Collection entries
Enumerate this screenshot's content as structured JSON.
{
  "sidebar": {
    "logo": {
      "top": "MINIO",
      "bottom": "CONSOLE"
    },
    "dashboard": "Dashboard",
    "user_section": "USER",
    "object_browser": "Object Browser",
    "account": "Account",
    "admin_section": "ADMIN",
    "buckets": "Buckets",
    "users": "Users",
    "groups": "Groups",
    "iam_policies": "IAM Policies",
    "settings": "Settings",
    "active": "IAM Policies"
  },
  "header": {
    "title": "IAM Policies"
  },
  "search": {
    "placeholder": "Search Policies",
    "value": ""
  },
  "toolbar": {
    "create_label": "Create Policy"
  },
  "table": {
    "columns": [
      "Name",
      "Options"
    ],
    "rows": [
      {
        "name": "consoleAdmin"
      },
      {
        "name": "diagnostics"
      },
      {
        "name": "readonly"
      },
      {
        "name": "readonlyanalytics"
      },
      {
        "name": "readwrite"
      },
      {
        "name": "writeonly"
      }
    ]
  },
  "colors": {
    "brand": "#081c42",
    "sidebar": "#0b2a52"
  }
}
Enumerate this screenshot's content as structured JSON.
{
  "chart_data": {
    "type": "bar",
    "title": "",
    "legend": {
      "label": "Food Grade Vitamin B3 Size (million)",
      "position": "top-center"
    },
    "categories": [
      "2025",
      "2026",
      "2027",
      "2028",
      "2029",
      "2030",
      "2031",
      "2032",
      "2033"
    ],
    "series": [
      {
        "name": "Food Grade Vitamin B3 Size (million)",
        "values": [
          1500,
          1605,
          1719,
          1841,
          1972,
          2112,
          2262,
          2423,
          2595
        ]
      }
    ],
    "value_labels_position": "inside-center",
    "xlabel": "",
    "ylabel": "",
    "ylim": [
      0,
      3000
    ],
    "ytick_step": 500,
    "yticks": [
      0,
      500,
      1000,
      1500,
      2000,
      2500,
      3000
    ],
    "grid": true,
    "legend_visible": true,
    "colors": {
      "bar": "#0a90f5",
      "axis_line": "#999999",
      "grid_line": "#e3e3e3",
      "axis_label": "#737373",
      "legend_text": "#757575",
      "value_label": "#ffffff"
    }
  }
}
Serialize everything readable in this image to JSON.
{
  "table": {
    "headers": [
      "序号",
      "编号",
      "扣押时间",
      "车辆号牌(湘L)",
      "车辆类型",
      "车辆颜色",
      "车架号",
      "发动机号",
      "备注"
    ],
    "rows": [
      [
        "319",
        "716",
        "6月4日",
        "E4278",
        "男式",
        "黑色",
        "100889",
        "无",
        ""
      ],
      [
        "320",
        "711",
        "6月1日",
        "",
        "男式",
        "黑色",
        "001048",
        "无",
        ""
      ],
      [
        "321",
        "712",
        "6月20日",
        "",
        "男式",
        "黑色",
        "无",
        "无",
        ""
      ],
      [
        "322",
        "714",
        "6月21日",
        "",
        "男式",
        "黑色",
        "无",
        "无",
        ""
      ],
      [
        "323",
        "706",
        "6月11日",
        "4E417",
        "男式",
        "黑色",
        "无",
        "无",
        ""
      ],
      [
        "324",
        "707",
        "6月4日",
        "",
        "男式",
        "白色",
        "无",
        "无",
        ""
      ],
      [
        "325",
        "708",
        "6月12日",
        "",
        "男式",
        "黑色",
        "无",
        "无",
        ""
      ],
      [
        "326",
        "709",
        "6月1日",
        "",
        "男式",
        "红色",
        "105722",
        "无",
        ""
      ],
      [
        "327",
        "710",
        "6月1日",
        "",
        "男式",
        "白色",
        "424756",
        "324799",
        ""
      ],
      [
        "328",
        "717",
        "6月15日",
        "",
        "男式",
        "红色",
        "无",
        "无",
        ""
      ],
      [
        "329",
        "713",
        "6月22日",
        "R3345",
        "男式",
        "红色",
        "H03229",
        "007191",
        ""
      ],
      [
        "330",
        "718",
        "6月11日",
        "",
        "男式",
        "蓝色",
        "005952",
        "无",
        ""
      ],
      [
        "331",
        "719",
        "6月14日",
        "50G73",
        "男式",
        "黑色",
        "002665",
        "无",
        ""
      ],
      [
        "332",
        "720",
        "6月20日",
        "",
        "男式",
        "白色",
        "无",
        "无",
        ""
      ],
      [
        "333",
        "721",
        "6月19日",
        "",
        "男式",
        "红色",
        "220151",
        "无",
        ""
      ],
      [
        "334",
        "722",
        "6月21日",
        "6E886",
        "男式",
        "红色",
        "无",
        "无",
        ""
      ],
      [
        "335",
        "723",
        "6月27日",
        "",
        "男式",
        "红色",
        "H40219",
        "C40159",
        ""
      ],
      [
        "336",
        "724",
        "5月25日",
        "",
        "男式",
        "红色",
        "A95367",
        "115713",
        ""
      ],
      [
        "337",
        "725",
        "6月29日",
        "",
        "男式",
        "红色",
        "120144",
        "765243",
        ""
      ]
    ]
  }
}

### Aim of the task
Make a list of all lines in the data that contain "center".

### Output of the exercise
      "position": "top-center"
    "value_labels_position": "inside-center",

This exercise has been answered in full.